EXERCISE INSTRUCTIONS: Look through the listing for the word "United". Copy each line that has it.

[Excerpts from a figure dataset]
------------------------------------
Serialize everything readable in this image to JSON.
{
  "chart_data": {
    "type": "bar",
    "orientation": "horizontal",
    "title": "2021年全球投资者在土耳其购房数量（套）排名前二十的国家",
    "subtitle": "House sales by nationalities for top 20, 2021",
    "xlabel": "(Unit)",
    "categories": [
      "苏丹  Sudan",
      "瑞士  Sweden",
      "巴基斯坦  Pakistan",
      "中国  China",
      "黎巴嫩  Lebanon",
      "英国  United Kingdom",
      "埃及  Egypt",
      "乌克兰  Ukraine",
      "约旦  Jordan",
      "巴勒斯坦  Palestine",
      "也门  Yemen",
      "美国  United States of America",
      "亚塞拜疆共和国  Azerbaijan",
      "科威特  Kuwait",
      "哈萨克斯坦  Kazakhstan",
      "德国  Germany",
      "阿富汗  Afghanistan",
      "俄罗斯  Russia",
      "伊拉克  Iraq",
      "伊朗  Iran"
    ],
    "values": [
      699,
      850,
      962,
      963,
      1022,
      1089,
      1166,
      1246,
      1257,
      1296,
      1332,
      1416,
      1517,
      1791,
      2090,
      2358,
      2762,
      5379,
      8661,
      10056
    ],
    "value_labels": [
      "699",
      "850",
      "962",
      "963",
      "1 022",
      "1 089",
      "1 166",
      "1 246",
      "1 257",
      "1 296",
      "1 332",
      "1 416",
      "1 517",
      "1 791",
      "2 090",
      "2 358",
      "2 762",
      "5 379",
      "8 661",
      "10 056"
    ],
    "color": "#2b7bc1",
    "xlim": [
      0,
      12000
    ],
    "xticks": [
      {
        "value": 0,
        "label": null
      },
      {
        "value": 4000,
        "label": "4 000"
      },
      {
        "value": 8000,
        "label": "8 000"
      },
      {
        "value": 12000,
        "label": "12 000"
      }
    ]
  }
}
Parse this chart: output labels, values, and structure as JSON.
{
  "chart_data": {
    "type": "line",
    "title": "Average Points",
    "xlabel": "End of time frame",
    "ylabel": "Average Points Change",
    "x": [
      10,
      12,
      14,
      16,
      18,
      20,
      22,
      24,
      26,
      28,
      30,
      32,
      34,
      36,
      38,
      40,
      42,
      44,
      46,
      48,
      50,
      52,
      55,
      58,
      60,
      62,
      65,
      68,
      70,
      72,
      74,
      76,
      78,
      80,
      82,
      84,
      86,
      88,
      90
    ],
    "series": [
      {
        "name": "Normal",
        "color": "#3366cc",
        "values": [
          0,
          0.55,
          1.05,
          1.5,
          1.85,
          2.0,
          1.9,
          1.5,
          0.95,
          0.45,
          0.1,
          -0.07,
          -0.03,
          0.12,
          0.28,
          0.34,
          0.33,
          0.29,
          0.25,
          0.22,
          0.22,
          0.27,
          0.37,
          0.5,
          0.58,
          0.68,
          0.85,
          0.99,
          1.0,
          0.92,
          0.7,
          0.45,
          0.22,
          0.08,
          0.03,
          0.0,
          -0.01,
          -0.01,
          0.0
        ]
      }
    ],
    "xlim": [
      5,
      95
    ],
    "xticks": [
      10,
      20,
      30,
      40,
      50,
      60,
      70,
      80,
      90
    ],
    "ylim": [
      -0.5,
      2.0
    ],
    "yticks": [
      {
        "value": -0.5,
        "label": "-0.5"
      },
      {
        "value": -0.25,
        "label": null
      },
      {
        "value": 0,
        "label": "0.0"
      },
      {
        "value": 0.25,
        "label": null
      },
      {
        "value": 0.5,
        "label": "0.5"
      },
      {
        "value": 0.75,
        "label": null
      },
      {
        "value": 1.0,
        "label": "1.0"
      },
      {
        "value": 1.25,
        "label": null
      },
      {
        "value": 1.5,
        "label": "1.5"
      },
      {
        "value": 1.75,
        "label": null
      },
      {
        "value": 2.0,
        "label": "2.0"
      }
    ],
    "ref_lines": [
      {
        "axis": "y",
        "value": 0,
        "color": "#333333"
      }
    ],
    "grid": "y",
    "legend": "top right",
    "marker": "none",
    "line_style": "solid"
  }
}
------------------------------------
FINISHED EXERCISE:
      "英国  United Kingdom",
      "美国  United States of America",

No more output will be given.